◆ Aim: Your task is to reproduce the entries below word for word.

Excerpts from a figure dataset
↓
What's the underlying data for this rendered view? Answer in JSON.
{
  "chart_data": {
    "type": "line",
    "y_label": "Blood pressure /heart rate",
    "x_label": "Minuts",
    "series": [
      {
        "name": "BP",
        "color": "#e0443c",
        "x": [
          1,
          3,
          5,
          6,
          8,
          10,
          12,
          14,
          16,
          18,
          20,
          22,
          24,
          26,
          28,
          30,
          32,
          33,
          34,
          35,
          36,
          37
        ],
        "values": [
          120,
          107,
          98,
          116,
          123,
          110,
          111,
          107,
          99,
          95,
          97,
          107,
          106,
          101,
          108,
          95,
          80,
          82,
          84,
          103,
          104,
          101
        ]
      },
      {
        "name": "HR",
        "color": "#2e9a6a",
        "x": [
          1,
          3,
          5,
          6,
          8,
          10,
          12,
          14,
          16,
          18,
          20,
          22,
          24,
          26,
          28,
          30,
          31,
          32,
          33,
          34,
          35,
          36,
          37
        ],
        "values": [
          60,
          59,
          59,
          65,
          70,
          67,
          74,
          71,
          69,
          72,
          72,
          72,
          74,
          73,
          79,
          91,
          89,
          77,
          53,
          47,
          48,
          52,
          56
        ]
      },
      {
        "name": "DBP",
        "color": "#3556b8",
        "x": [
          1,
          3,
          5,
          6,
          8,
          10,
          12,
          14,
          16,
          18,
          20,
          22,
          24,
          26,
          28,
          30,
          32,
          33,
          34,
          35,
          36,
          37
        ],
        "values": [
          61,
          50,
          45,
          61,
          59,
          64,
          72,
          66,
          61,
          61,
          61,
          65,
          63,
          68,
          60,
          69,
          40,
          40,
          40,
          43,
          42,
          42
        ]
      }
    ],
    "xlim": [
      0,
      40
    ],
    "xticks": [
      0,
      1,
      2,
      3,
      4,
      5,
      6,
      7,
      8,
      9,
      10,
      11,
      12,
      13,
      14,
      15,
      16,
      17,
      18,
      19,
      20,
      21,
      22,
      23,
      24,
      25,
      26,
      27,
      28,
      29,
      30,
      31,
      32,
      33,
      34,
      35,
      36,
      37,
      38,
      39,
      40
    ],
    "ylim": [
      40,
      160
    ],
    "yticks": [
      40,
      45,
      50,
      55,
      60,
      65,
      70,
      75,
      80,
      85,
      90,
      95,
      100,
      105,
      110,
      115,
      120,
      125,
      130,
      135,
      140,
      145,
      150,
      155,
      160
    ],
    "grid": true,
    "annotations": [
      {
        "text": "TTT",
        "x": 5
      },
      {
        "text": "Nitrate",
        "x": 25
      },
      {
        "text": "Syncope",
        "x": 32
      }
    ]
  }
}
↑
◆ Answer to this task:
What's the underlying data for this rendered view? Answer in JSON.
{
  "chart_data": {
    "type": "line",
    "y_label": "Blood pressure /heart rate",
    "x_label": "Minuts",
    "series": [
      {
        "name": "BP",
        "color": "#e0443c",
        "x": [
          1,
          3,
          5,
          6,
          8,
          10,
          12,
          14,
          16,
          18,
          20,
          22,
          24,
          26,
          28,
          30,
          32,
          33,
          34,
          35,
          36,
          37
        ],
        "values": [
          120,
          107,
          98,
          116,
          123,
          110,
          111,
          107,
          99,
          95,
          97,
          107,
          106,
          101,
          108,
          95,
          80,
          82,
          84,
          103,
          104,
          101
        ]
      },
      {
        "name": "HR",
        "color": "#2e9a6a",
        "x": [
          1,
          3,
          5,
          6,
          8,
          10,
          12,
          14,
          16,
          18,
          20,
          22,
          24,
          26,
          28,
          30,
          31,
          32,
          33,
          34,
          35,
          36,
          37
        ],
        "values": [
          60,
          59,
          59,
          65,
          70,
          67,
          74,
          71,
          69,
          72,
          72,
          72,
          74,
          73,
          79,
          91,
          89,
          77,
          53,
          47,
          48,
          52,
          56
        ]
      },
      {
        "name": "DBP",
        "color": "#3556b8",
        "x": [
          1,
          3,
          5,
          6,
          8,
          10,
          12,
          14,
          16,
          18,
          20,
          22,
          24,
          26,
          28,
          30,
          32,
          33,
          34,
          35,
          36,
          37
        ],
        "values": [
          61,
          50,
          45,
          61,
          59,
          64,
          72,
          66,
          61,
          61,
          61,
          65,
          63,
          68,
          60,
          69,
          40,
          40,
          40,
          43,
          42,
          42
        ]
      }
    ],
    "xlim": [
      0,
      40
    ],
    "xticks": [
      0,
      1,
      2,
      3,
      4,
      5,
      6,
      7,
      8,
      9,
      10,
      11,
      12,
      13,
      14,
      15,
      16,
      17,
      18,
      19,
      20,
      21,
      22,
      23,
      24,
      25,
      26,
      27,
      28,
      29,
      30,
      31,
      32,
      33,
      34,
      35,
      36,
      37,
      38,
      39,
      40
    ],
    "ylim": [
      40,
      160
    ],
    "yticks": [
      40,
      45,
      50,
      55,
      60,
      65,
      70,
      75,
      80,
      85,
      90,
      95,
      100,
      105,
      110,
      115,
      120,
      125,
      130,
      135,
      140,
      145,
      150,
      155,
      160
    ],
    "grid": true,
    "annotations": [
      {
        "text": "TTT",
        "x": 5
      },
      {
        "text": "Nitrate",
        "x": 25
      },
      {
        "text": "Syncope",
        "x": 32
      }
    ]
  }
}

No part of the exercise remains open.